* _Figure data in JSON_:
-*-*-
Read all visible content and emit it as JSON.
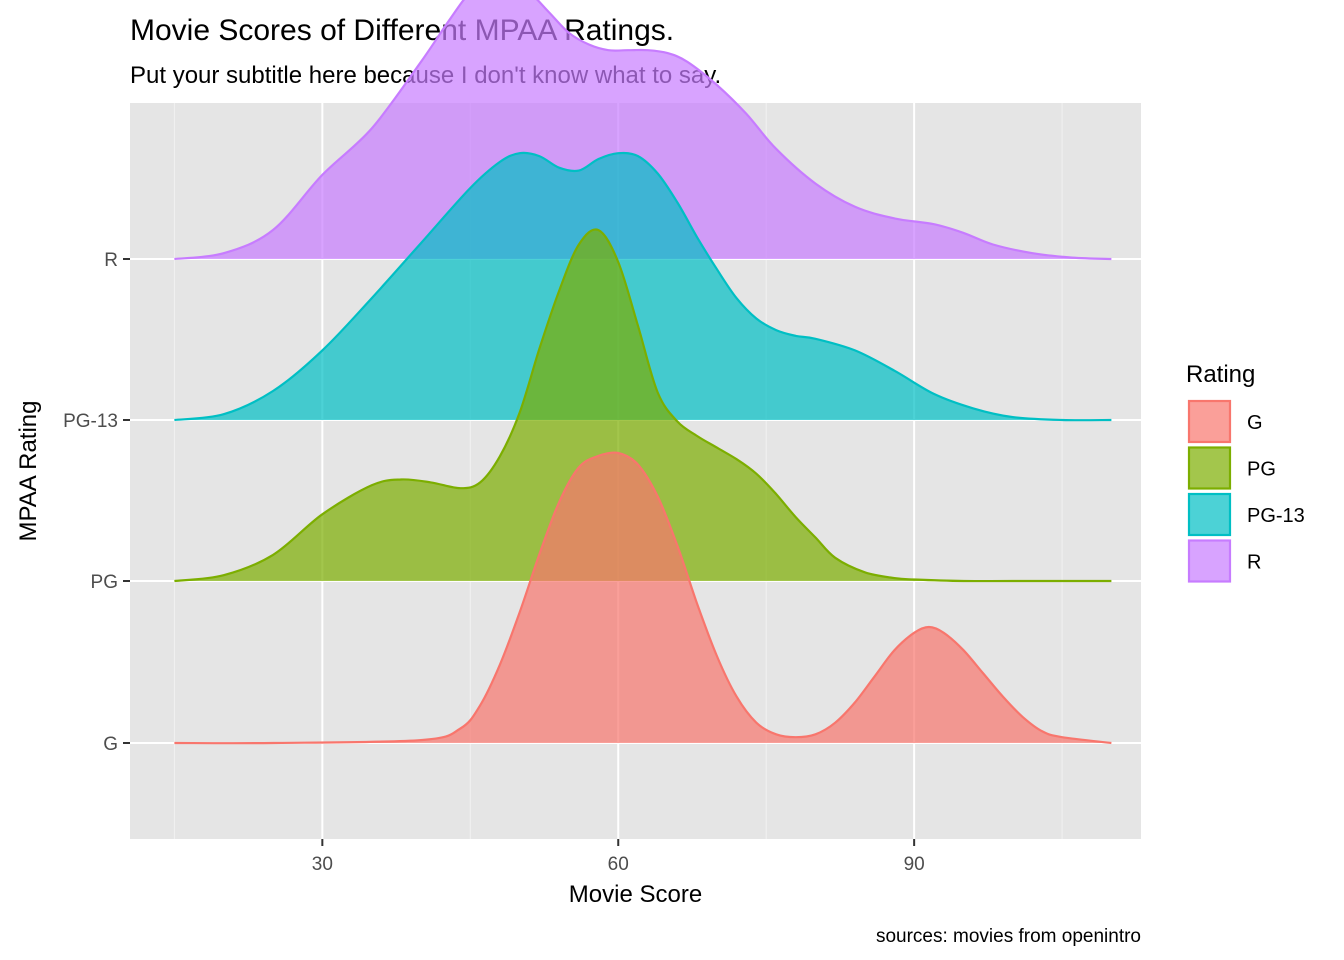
{
  "chart_data": {
    "type": "ridgeline-density",
    "title": "Movie Scores of Different MPAA Ratings.",
    "subtitle": "Put your subtitle here because I don't know what to say.",
    "caption": "sources: movies from openintro",
    "xlabel": "Movie Score",
    "ylabel": "MPAA Rating",
    "xlim": [
      10.5,
      113
    ],
    "x_ticks": [
      30,
      60,
      90
    ],
    "x_minor_ticks": [
      15,
      45,
      75,
      105
    ],
    "y_categories": [
      "G",
      "PG",
      "PG-13",
      "R"
    ],
    "grid": true,
    "legend": {
      "title": "Rating",
      "position": "right",
      "entries": [
        "G",
        "PG",
        "PG-13",
        "R"
      ]
    },
    "series": [
      {
        "name": "G",
        "color": "#F8766D",
        "x": [
          15,
          25,
          40,
          44,
          46,
          48,
          50,
          52,
          54,
          56,
          58,
          60,
          62,
          64,
          66,
          68,
          70,
          72,
          74,
          76,
          78,
          80,
          82,
          84,
          86,
          88,
          90,
          91.5,
          93,
          95,
          97,
          99,
          101,
          103,
          105,
          110
        ],
        "height": [
          0,
          0,
          0.01,
          0.05,
          0.13,
          0.27,
          0.45,
          0.65,
          0.83,
          0.95,
          0.99,
          1.0,
          0.96,
          0.85,
          0.68,
          0.48,
          0.3,
          0.16,
          0.07,
          0.03,
          0.02,
          0.03,
          0.07,
          0.14,
          0.23,
          0.32,
          0.38,
          0.4,
          0.38,
          0.32,
          0.24,
          0.16,
          0.09,
          0.04,
          0.02,
          0
        ]
      },
      {
        "name": "PG",
        "color": "#7CAE00",
        "x": [
          15,
          20,
          25,
          30,
          35,
          38,
          41,
          44,
          46,
          48,
          50,
          52,
          54,
          56,
          58,
          60,
          62,
          64,
          66,
          68,
          70,
          72,
          74,
          76,
          78,
          80,
          82,
          85,
          88,
          90,
          95,
          100,
          110
        ],
        "height": [
          0,
          0.02,
          0.09,
          0.23,
          0.33,
          0.35,
          0.34,
          0.32,
          0.34,
          0.43,
          0.58,
          0.8,
          1.0,
          1.16,
          1.21,
          1.1,
          0.88,
          0.65,
          0.55,
          0.5,
          0.46,
          0.42,
          0.37,
          0.3,
          0.22,
          0.15,
          0.08,
          0.03,
          0.01,
          0.005,
          0,
          0,
          0
        ]
      },
      {
        "name": "PG-13",
        "color": "#00BFC4",
        "x": [
          15,
          20,
          25,
          30,
          35,
          40,
          45,
          48,
          50,
          52,
          54,
          56,
          58,
          60,
          62,
          64,
          66,
          68,
          70,
          72,
          74,
          76,
          78,
          80,
          84,
          88,
          92,
          96,
          100,
          105,
          110
        ],
        "height": [
          0,
          0.02,
          0.1,
          0.24,
          0.42,
          0.61,
          0.8,
          0.89,
          0.92,
          0.91,
          0.87,
          0.86,
          0.9,
          0.92,
          0.91,
          0.85,
          0.75,
          0.63,
          0.52,
          0.42,
          0.35,
          0.31,
          0.29,
          0.28,
          0.24,
          0.17,
          0.09,
          0.04,
          0.01,
          0,
          0
        ]
      },
      {
        "name": "R",
        "color": "#C77CFF",
        "x": [
          15,
          20,
          25,
          30,
          35,
          40,
          43,
          45,
          47,
          49,
          51,
          53,
          55,
          57,
          59,
          61,
          63,
          65,
          67,
          70,
          73,
          76,
          80,
          84,
          88,
          92,
          95,
          98,
          102,
          106,
          110
        ],
        "height": [
          0,
          0.02,
          0.1,
          0.29,
          0.45,
          0.68,
          0.83,
          0.92,
          0.96,
          0.96,
          0.92,
          0.85,
          0.78,
          0.74,
          0.72,
          0.72,
          0.72,
          0.71,
          0.68,
          0.6,
          0.5,
          0.38,
          0.26,
          0.18,
          0.14,
          0.12,
          0.09,
          0.05,
          0.02,
          0.005,
          0
        ]
      }
    ]
  }
}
-*-*-
* _Your instructions_: Copy every record character for character. Skip the pictures.

* _Exercise answer_:
Read all visible content and emit it as JSON.
{
  "chart_data": {
    "type": "ridgeline-density",
    "title": "Movie Scores of Different MPAA Ratings.",
    "subtitle": "Put your subtitle here because I don't know what to say.",
    "caption": "sources: movies from openintro",
    "xlabel": "Movie Score",
    "ylabel": "MPAA Rating",
    "xlim": [
      10.5,
      113
    ],
    "x_ticks": [
      30,
      60,
      90
    ],
    "x_minor_ticks": [
      15,
      45,
      75,
      105
    ],
    "y_categories": [
      "G",
      "PG",
      "PG-13",
      "R"
    ],
    "grid": true,
    "legend": {
      "title": "Rating",
      "position": "right",
      "entries": [
        "G",
        "PG",
        "PG-13",
        "R"
      ]
    },
    "series": [
      {
        "name": "G",
        "color": "#F8766D",
        "x": [
          15,
          25,
          40,
          44,
          46,
          48,
          50,
          52,
          54,
          56,
          58,
          60,
          62,
          64,
          66,
          68,
          70,
          72,
          74,
          76,
          78,
          80,
          82,
          84,
          86,
          88,
          90,
          91.5,
          93,
          95,
          97,
          99,
          101,
          103,
          105,
          110
        ],
        "height": [
          0,
          0,
          0.01,
          0.05,
          0.13,
          0.27,
          0.45,
          0.65,
          0.83,
          0.95,
          0.99,
          1.0,
          0.96,
          0.85,
          0.68,
          0.48,
          0.3,
          0.16,
          0.07,
          0.03,
          0.02,
          0.03,
          0.07,
          0.14,
          0.23,
          0.32,
          0.38,
          0.4,
          0.38,
          0.32,
          0.24,
          0.16,
          0.09,
          0.04,
          0.02,
          0
        ]
      },
      {
        "name": "PG",
        "color": "#7CAE00",
        "x": [
          15,
          20,
          25,
          30,
          35,
          38,
          41,
          44,
          46,
          48,
          50,
          52,
          54,
          56,
          58,
          60,
          62,
          64,
          66,
          68,
          70,
          72,
          74,
          76,
          78,
          80,
          82,
          85,
          88,
          90,
          95,
          100,
          110
        ],
        "height": [
          0,
          0.02,
          0.09,
          0.23,
          0.33,
          0.35,
          0.34,
          0.32,
          0.34,
          0.43,
          0.58,
          0.8,
          1.0,
          1.16,
          1.21,
          1.1,
          0.88,
          0.65,
          0.55,
          0.5,
          0.46,
          0.42,
          0.37,
          0.3,
          0.22,
          0.15,
          0.08,
          0.03,
          0.01,
          0.005,
          0,
          0,
          0
        ]
      },
      {
        "name": "PG-13",
        "color": "#00BFC4",
        "x": [
          15,
          20,
          25,
          30,
          35,
          40,
          45,
          48,
          50,
          52,
          54,
          56,
          58,
          60,
          62,
          64,
          66,
          68,
          70,
          72,
          74,
          76,
          78,
          80,
          84,
          88,
          92,
          96,
          100,
          105,
          110
        ],
        "height": [
          0,
          0.02,
          0.1,
          0.24,
          0.42,
          0.61,
          0.8,
          0.89,
          0.92,
          0.91,
          0.87,
          0.86,
          0.9,
          0.92,
          0.91,
          0.85,
          0.75,
          0.63,
          0.52,
          0.42,
          0.35,
          0.31,
          0.29,
          0.28,
          0.24,
          0.17,
          0.09,
          0.04,
          0.01,
          0,
          0
        ]
      },
      {
        "name": "R",
        "color": "#C77CFF",
        "x": [
          15,
          20,
          25,
          30,
          35,
          40,
          43,
          45,
          47,
          49,
          51,
          53,
          55,
          57,
          59,
          61,
          63,
          65,
          67,
          70,
          73,
          76,
          80,
          84,
          88,
          92,
          95,
          98,
          102,
          106,
          110
        ],
        "height": [
          0,
          0.02,
          0.1,
          0.29,
          0.45,
          0.68,
          0.83,
          0.92,
          0.96,
          0.96,
          0.92,
          0.85,
          0.78,
          0.74,
          0.72,
          0.72,
          0.72,
          0.71,
          0.68,
          0.6,
          0.5,
          0.38,
          0.26,
          0.18,
          0.14,
          0.12,
          0.09,
          0.05,
          0.02,
          0.005,
          0
        ]
      }
    ]
  }
}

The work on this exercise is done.